» **TO DO**
Search the material for "this" and show all lines that contain it.

» **Items listed in a dataset**
******************************
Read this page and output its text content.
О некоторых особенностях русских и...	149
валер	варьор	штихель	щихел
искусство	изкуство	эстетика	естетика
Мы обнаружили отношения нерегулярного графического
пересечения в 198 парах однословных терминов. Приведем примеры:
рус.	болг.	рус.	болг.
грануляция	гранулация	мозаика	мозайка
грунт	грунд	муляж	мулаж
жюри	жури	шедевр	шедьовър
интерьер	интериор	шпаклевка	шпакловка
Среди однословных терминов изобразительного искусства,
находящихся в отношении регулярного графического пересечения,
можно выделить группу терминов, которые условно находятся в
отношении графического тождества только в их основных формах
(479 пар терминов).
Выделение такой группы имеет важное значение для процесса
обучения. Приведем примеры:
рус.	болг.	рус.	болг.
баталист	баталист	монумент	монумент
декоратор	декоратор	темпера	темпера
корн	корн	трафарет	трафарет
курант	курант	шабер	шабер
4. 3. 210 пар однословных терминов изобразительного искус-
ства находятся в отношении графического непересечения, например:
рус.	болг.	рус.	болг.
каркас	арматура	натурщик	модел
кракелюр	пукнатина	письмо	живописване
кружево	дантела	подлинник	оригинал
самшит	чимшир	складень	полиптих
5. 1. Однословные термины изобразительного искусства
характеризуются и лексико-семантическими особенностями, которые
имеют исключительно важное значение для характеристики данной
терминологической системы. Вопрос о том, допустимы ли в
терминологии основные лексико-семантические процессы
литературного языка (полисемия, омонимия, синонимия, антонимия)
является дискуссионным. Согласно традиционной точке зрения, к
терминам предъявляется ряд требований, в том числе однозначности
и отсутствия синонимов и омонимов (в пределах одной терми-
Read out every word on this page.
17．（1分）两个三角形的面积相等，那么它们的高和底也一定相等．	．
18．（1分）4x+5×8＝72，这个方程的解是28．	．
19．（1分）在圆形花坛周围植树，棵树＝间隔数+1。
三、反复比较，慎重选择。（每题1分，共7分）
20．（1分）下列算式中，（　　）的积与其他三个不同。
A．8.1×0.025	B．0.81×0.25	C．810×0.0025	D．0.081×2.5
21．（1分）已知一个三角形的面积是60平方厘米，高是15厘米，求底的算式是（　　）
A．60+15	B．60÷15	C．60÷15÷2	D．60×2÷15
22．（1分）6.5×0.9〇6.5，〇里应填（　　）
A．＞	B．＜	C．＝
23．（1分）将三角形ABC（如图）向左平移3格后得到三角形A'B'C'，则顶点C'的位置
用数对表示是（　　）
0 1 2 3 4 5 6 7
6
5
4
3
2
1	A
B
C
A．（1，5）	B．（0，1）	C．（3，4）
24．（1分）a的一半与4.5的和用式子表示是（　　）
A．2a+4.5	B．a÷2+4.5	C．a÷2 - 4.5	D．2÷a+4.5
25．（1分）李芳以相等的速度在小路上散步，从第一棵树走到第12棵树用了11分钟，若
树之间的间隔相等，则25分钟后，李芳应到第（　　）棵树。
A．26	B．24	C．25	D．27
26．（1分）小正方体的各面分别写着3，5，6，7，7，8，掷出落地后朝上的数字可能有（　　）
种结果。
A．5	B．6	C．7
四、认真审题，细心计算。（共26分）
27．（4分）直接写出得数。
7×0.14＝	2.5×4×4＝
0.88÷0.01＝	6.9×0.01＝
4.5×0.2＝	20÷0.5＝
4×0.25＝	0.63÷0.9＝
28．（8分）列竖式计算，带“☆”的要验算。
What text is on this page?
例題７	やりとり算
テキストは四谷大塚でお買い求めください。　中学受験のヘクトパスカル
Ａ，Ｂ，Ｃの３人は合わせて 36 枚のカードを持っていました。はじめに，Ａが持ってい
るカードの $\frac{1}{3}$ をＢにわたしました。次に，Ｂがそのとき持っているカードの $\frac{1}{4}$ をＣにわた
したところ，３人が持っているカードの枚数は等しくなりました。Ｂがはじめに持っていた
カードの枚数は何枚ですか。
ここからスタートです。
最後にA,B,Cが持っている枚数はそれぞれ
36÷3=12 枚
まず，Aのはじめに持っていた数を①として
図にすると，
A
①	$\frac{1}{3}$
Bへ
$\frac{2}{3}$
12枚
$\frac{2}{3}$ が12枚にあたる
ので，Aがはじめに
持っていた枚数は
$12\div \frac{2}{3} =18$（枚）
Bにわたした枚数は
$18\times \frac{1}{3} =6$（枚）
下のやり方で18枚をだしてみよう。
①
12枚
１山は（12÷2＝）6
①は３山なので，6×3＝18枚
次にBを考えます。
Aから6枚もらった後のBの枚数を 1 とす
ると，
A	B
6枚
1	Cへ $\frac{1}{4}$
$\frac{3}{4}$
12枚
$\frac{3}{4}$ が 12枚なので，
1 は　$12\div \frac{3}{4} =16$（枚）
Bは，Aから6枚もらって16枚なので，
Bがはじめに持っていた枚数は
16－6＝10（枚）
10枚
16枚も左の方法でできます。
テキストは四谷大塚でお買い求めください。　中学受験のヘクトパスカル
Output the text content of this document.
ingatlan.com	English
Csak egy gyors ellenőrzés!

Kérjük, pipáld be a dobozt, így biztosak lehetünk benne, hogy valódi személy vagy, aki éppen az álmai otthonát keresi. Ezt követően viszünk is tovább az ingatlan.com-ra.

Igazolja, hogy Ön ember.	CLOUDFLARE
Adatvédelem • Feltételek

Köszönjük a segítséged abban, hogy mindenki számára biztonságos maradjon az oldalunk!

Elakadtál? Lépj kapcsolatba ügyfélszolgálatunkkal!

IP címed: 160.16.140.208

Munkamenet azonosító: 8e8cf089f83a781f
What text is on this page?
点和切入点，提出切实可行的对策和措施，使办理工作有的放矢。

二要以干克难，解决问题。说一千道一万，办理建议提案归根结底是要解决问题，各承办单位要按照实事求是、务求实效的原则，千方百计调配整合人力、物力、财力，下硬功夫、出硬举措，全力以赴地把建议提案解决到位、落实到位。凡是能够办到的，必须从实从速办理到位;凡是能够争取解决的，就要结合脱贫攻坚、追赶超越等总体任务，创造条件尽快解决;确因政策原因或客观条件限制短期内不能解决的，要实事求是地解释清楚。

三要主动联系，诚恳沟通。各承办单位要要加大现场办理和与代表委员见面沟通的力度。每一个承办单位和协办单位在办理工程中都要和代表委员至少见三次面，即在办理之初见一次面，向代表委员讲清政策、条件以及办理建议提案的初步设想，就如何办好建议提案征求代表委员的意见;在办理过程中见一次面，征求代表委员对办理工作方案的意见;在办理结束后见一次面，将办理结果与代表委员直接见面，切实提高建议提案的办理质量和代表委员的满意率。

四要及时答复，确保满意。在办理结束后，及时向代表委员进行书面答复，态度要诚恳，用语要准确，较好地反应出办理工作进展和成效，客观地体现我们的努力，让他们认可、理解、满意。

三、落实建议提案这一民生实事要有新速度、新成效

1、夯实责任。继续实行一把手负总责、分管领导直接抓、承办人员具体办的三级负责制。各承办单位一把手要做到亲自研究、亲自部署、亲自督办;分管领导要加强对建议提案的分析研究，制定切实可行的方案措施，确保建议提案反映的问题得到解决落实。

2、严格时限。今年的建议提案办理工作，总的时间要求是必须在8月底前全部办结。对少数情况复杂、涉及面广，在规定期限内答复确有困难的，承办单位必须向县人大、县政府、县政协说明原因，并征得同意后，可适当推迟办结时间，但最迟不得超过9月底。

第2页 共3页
******************************
» **EXERCISE OUTPUT**
Read this page and output its text content.
Read out every word on this page.
What text is on this page?
Output the text content of this document.
What text is on this page?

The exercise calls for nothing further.